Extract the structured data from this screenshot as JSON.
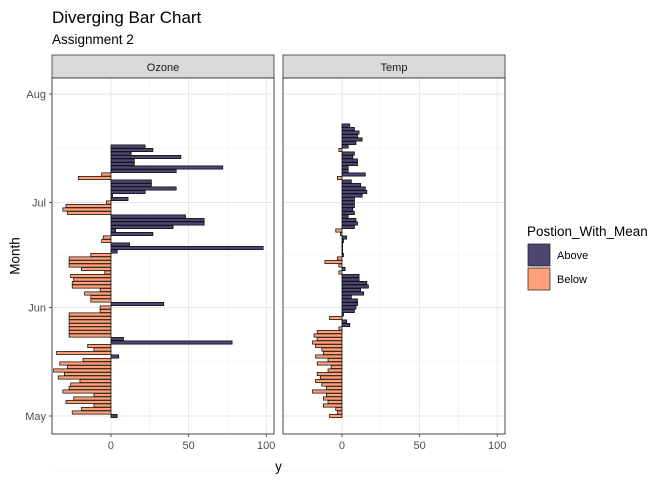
{
  "chart_data": {
    "type": "bar",
    "orientation": "horizontal",
    "title": "Diverging Bar Chart",
    "subtitle": "Assignment 2",
    "xlabel": "y",
    "ylabel": "Month",
    "xlim": [
      -38,
      105
    ],
    "x_ticks": [
      "0",
      "50",
      "100"
    ],
    "y_ticks": [
      "May",
      "Jun",
      "Jul",
      "Aug"
    ],
    "grid": true,
    "legend": {
      "title": "Postion_With_Mean",
      "position": "right",
      "entries": [
        {
          "label": "Above",
          "color": "#4e4670"
        },
        {
          "label": "Below",
          "color": "#ffa07a"
        }
      ]
    },
    "panels": [
      {
        "name": "Ozone",
        "values": [
          4,
          -25,
          -19,
          -11,
          -29,
          -24,
          -11,
          -31,
          -27,
          -26,
          -20,
          -34,
          -30,
          -37,
          -28,
          -33,
          -18,
          5,
          -35,
          -11,
          -15,
          78,
          8,
          -27,
          -27,
          -27,
          -27,
          -27,
          -27,
          -27,
          -7,
          -7,
          34,
          -13,
          -13,
          -17,
          -7,
          -25,
          -25,
          -24,
          -26,
          -4,
          -19,
          -27,
          -27,
          -27,
          -13,
          4,
          98,
          12,
          -6,
          -5,
          27,
          3,
          40,
          60,
          60,
          48,
          -28,
          -31,
          -29,
          -3,
          11,
          1,
          22,
          42,
          26,
          26,
          -21,
          -6,
          42,
          72,
          15,
          15,
          45,
          13,
          27,
          22
        ],
        "categories_note": "one bar per day, May 1 (bottom) to Aug 8 (top)"
      },
      {
        "name": "Temp",
        "values": [
          -8,
          -3,
          -4,
          -12,
          -9,
          -12,
          -10,
          -19,
          -10,
          -13,
          -17,
          -14,
          -16,
          -9,
          -7,
          -16,
          -9,
          -17,
          -12,
          -13,
          -17,
          -19,
          -16,
          -18,
          -16,
          -2,
          5,
          3,
          -8,
          1,
          8,
          9,
          10,
          10,
          6,
          14,
          12,
          17,
          16,
          11,
          11,
          -2,
          2,
          -2,
          -11,
          -3,
          1,
          0,
          0,
          0,
          1,
          3,
          -1,
          -4,
          8,
          10,
          9,
          4,
          8,
          7,
          8,
          8,
          8,
          13,
          16,
          15,
          12,
          6,
          -3,
          15,
          4,
          4,
          10,
          10,
          7,
          8,
          -2,
          4,
          9,
          13,
          10,
          11,
          8,
          5
        ]
      }
    ]
  }
}
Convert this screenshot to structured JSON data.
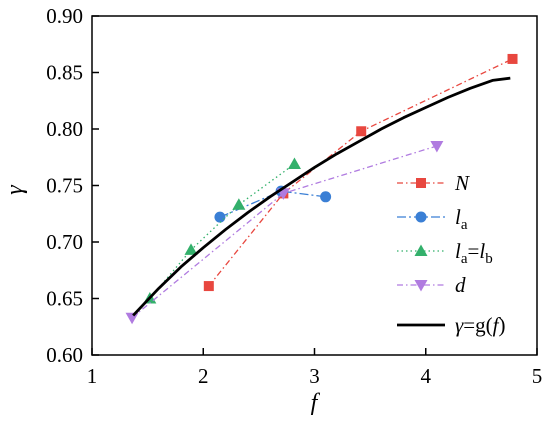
{
  "chart_data": {
    "type": "line",
    "xlabel": "f",
    "ylabel": "γ",
    "xlim": [
      1,
      5
    ],
    "ylim": [
      0.6,
      0.9
    ],
    "x_ticks": [
      "1",
      "2",
      "3",
      "4",
      "5"
    ],
    "y_ticks": [
      "0.60",
      "0.65",
      "0.70",
      "0.75",
      "0.80",
      "0.85",
      "0.90"
    ],
    "grid": false,
    "legend_position": "bottom-right",
    "series": [
      {
        "name": "N",
        "marker": "square",
        "line_style": "dash-dot",
        "color": "#e8473f",
        "x": [
          2.05,
          2.72,
          3.42,
          4.78
        ],
        "y": [
          0.661,
          0.743,
          0.798,
          0.862
        ]
      },
      {
        "name": "la",
        "marker": "circle",
        "line_style": "dash-dot-long",
        "color": "#3a7fd5",
        "x": [
          2.15,
          2.7,
          3.1
        ],
        "y": [
          0.722,
          0.745,
          0.74
        ]
      },
      {
        "name": "la=lb",
        "marker": "triangle-up",
        "line_style": "dotted",
        "color": "#33b06b",
        "x": [
          1.52,
          1.89,
          2.32,
          2.82
        ],
        "y": [
          0.65,
          0.693,
          0.733,
          0.769
        ]
      },
      {
        "name": "d",
        "marker": "triangle-down",
        "line_style": "dash-dot",
        "color": "#b07be0",
        "x": [
          1.36,
          2.72,
          4.1
        ],
        "y": [
          0.633,
          0.743,
          0.785
        ]
      },
      {
        "name": "γ=g(f)",
        "marker": "none",
        "line_style": "solid",
        "color": "#000000",
        "x": [
          1.37,
          1.6,
          1.8,
          2.0,
          2.2,
          2.4,
          2.6,
          2.8,
          3.0,
          3.2,
          3.4,
          3.6,
          3.8,
          4.0,
          4.2,
          4.4,
          4.6,
          4.76
        ],
        "y": [
          0.635,
          0.659,
          0.678,
          0.695,
          0.711,
          0.726,
          0.74,
          0.753,
          0.766,
          0.778,
          0.789,
          0.8,
          0.81,
          0.819,
          0.828,
          0.836,
          0.843,
          0.845
        ]
      }
    ]
  }
}
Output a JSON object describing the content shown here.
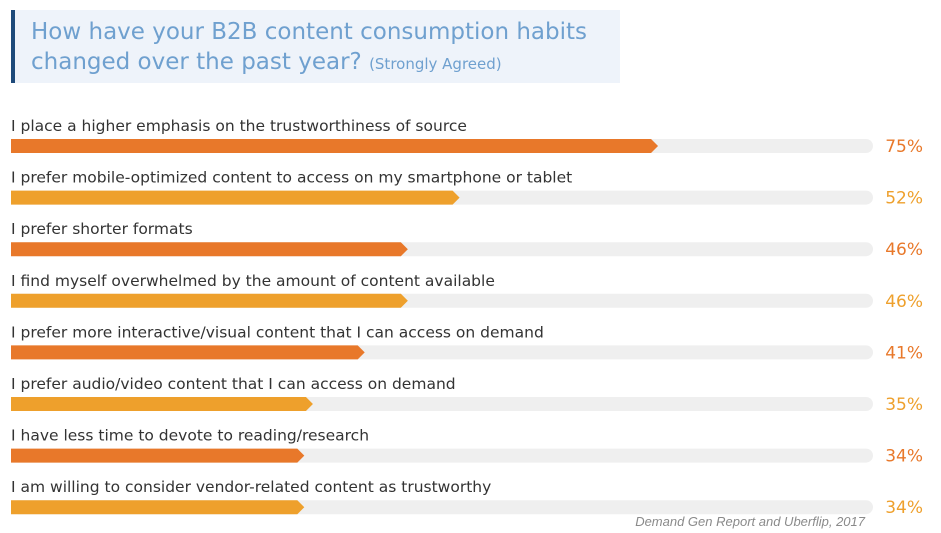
{
  "header": {
    "title_line1": "How have your B2B content consumption habits",
    "title_line2": "changed over the past year?",
    "subtitle": "(Strongly Agreed)"
  },
  "source": "Demand Gen Report and Uberflip, 2017",
  "colors": {
    "bar_dark": "#e8782a",
    "bar_light": "#eea02c",
    "track": "#efefef",
    "value_dark": "#e8782a",
    "value_light": "#eea02c",
    "label": "#333333"
  },
  "chart_data": {
    "type": "bar",
    "orientation": "horizontal",
    "categories": [
      "I place a higher emphasis on the trustworthiness of source",
      "I prefer mobile-optimized content to access on my smartphone or tablet",
      "I prefer shorter formats",
      "I find myself overwhelmed by the amount of content available",
      "I prefer more interactive/visual content that I can access on demand",
      "I prefer audio/video content that I can access on demand",
      "I have less time to devote to reading/research",
      "I am willing to consider vendor-related content as trustworthy"
    ],
    "values": [
      75,
      52,
      46,
      46,
      41,
      35,
      34,
      34
    ],
    "value_labels": [
      "75%",
      "52%",
      "46%",
      "46%",
      "41%",
      "35%",
      "34%",
      "34%"
    ],
    "xlim": [
      0,
      100
    ],
    "grid": false,
    "legend": "none"
  }
}
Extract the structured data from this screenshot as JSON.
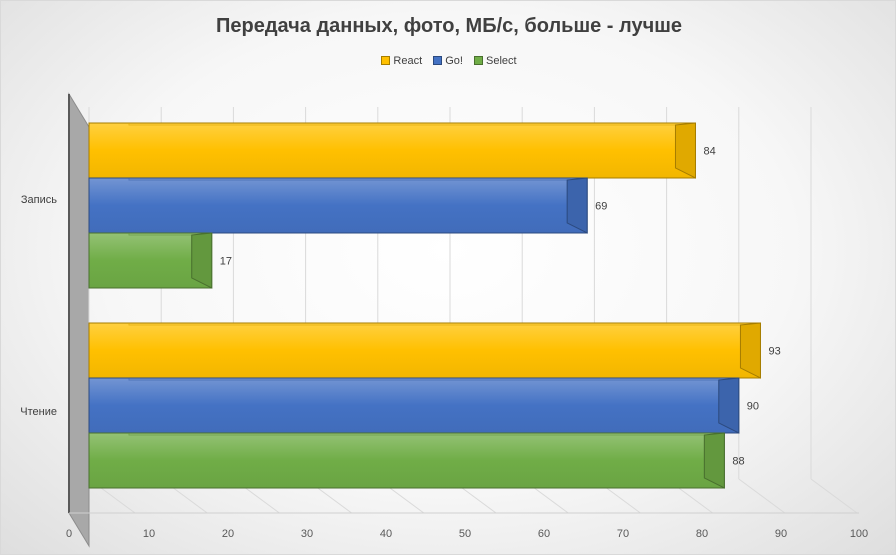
{
  "chart_data": {
    "type": "bar",
    "orientation": "horizontal",
    "style": "3d-clustered",
    "title": "Передача данных, фото, МБ/с, больше - лучше",
    "categories": [
      "Запись",
      "Чтение"
    ],
    "series": [
      {
        "name": "React",
        "color": "#ffc000",
        "values": [
          84,
          93
        ]
      },
      {
        "name": "Go!",
        "color": "#4472c4",
        "values": [
          69,
          90
        ]
      },
      {
        "name": "Select",
        "color": "#70ad47",
        "values": [
          17,
          88
        ]
      }
    ],
    "x_ticks": [
      0,
      10,
      20,
      30,
      40,
      50,
      60,
      70,
      80,
      90,
      100
    ],
    "xlim": [
      0,
      100
    ],
    "xlabel": "",
    "ylabel": "",
    "grid": true,
    "legend_position": "top",
    "data_labels": true
  }
}
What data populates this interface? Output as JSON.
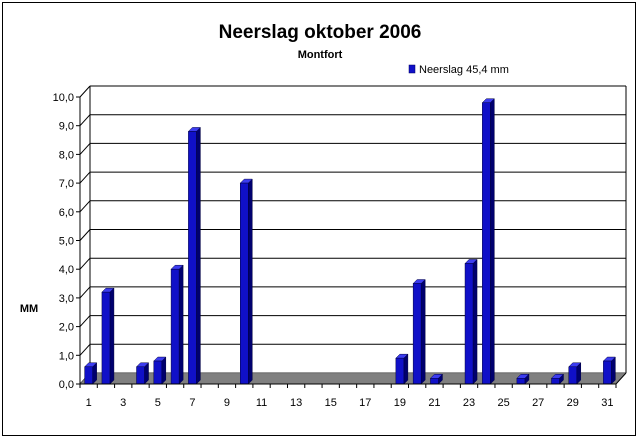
{
  "chart_data": {
    "type": "bar",
    "title": "Neerslag oktober 2006",
    "subtitle": "Montfort",
    "ylabel": "MM",
    "xlabel": "",
    "ylim": [
      0,
      10
    ],
    "y_ticks": [
      "0,0",
      "1,0",
      "2,0",
      "3,0",
      "4,0",
      "5,0",
      "6,0",
      "7,0",
      "8,0",
      "9,0",
      "10,0"
    ],
    "x_tick_labels": [
      "1",
      "3",
      "5",
      "7",
      "9",
      "11",
      "13",
      "15",
      "17",
      "19",
      "21",
      "23",
      "25",
      "27",
      "29",
      "31"
    ],
    "categories": [
      1,
      2,
      3,
      4,
      5,
      6,
      7,
      8,
      9,
      10,
      11,
      12,
      13,
      14,
      15,
      16,
      17,
      18,
      19,
      20,
      21,
      22,
      23,
      24,
      25,
      26,
      27,
      28,
      29,
      30,
      31
    ],
    "series": [
      {
        "name": "Neerslag 45,4 mm",
        "values": [
          0.6,
          3.2,
          0,
          0.6,
          0.8,
          4.0,
          8.8,
          0,
          0,
          7.0,
          0,
          0,
          0,
          0,
          0,
          0,
          0,
          0,
          0.9,
          3.5,
          0.2,
          0,
          4.2,
          9.8,
          0,
          0.2,
          0,
          0.2,
          0.6,
          0,
          0.8
        ]
      }
    ],
    "grid": true,
    "legend_position": "top-right",
    "colors": {
      "bar_front": "#1010c8",
      "bar_side": "#00006e",
      "bar_top": "#3c3cf0",
      "floor": "#808080",
      "grid": "#000000"
    }
  }
}
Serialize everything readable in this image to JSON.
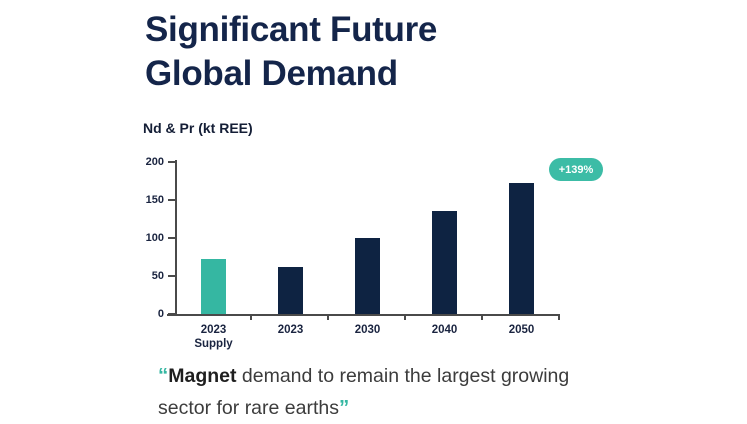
{
  "title": {
    "line1": "Significant Future",
    "line2": "Global Demand"
  },
  "chart_data": {
    "type": "bar",
    "title": "Nd & Pr (kt REE)",
    "categories": [
      "2023 Supply",
      "2023",
      "2030",
      "2040",
      "2050"
    ],
    "values": [
      72,
      62,
      100,
      135,
      172
    ],
    "bar_colors": [
      "#35B7A2",
      "#0E2342",
      "#0E2342",
      "#0E2342",
      "#0E2342"
    ],
    "ylabel": "Nd & Pr (kt REE)",
    "xlabel": "",
    "ylim": [
      0,
      200
    ],
    "yticks": [
      0,
      50,
      100,
      150,
      200
    ],
    "grid": false,
    "legend_position": "none",
    "annotation": {
      "label": "+139%",
      "color": "#3CBCA6",
      "applies_to": "2050 vs 2023 Supply"
    }
  },
  "quote": {
    "open_mark": "“",
    "bold_text": "Magnet",
    "line1_rest": " demand to remain the largest growing",
    "line2_text": "sector for rare earths",
    "close_mark": "”"
  },
  "colors": {
    "navy": "#0E2342",
    "title_navy": "#14254A",
    "teal": "#35B7A2",
    "badge_teal": "#3CBCA6",
    "axis_gray": "#4a4a4a",
    "quote_gray": "#3C3C3C"
  }
}
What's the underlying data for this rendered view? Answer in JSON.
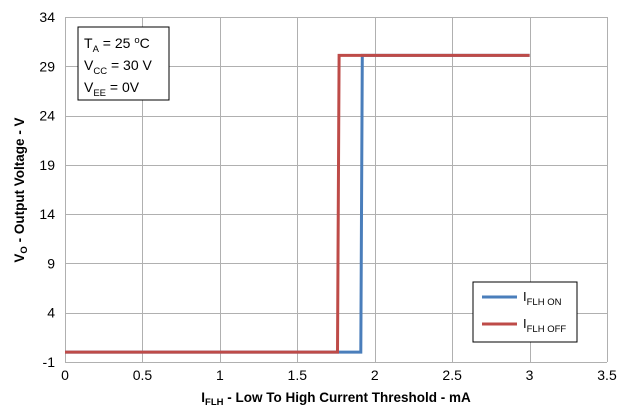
{
  "chart_data": {
    "type": "line",
    "x_axis": {
      "title_main": "I",
      "title_sub": "FLH",
      "title_rest": " - Low To High Current Threshold - mA",
      "min": 0,
      "max": 3.5,
      "ticks": [
        0,
        0.5,
        1,
        1.5,
        2,
        2.5,
        3,
        3.5
      ],
      "tick_labels": [
        "0",
        "0.5",
        "1",
        "1.5",
        "2",
        "2.5",
        "3",
        "3.5"
      ]
    },
    "y_axis": {
      "title_main": "V",
      "title_sub": "O",
      "title_rest": " - Output Voltage - V",
      "min": -1,
      "max": 34,
      "ticks": [
        -1,
        4,
        9,
        14,
        19,
        24,
        29,
        34
      ],
      "tick_labels": [
        "-1",
        "4",
        "9",
        "14",
        "19",
        "24",
        "29",
        "34"
      ]
    },
    "grid": true,
    "legend_position": "bottom-right",
    "conditions": [
      {
        "main": "T",
        "sub": "A",
        "rest1": " = 25 ",
        "sup": "o",
        "rest2": "C"
      },
      {
        "main": "V",
        "sub": "CC",
        "rest1": " = 30 V",
        "sup": "",
        "rest2": ""
      },
      {
        "main": "V",
        "sub": "EE",
        "rest1": " = 0V",
        "sup": "",
        "rest2": ""
      }
    ],
    "series": [
      {
        "name_main": "I",
        "name_sub": "FLH ON",
        "color": "#4a7ebb",
        "points": [
          [
            0,
            0
          ],
          [
            1.91,
            0
          ],
          [
            1.92,
            30.1
          ],
          [
            3.0,
            30.1
          ]
        ]
      },
      {
        "name_main": "I",
        "name_sub": "FLH OFF",
        "color": "#be4b48",
        "points": [
          [
            0,
            0
          ],
          [
            1.76,
            0
          ],
          [
            1.77,
            30.1
          ],
          [
            3.0,
            30.1
          ]
        ]
      }
    ]
  }
}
* * * * * * * * *
- _Task instructions_
Scan the material above. Copy each line where "Neerslag" occurs.

- _Result_
    "title": "Neerslag oktober 2006",
        "name": "Neerslag 45,4 mm",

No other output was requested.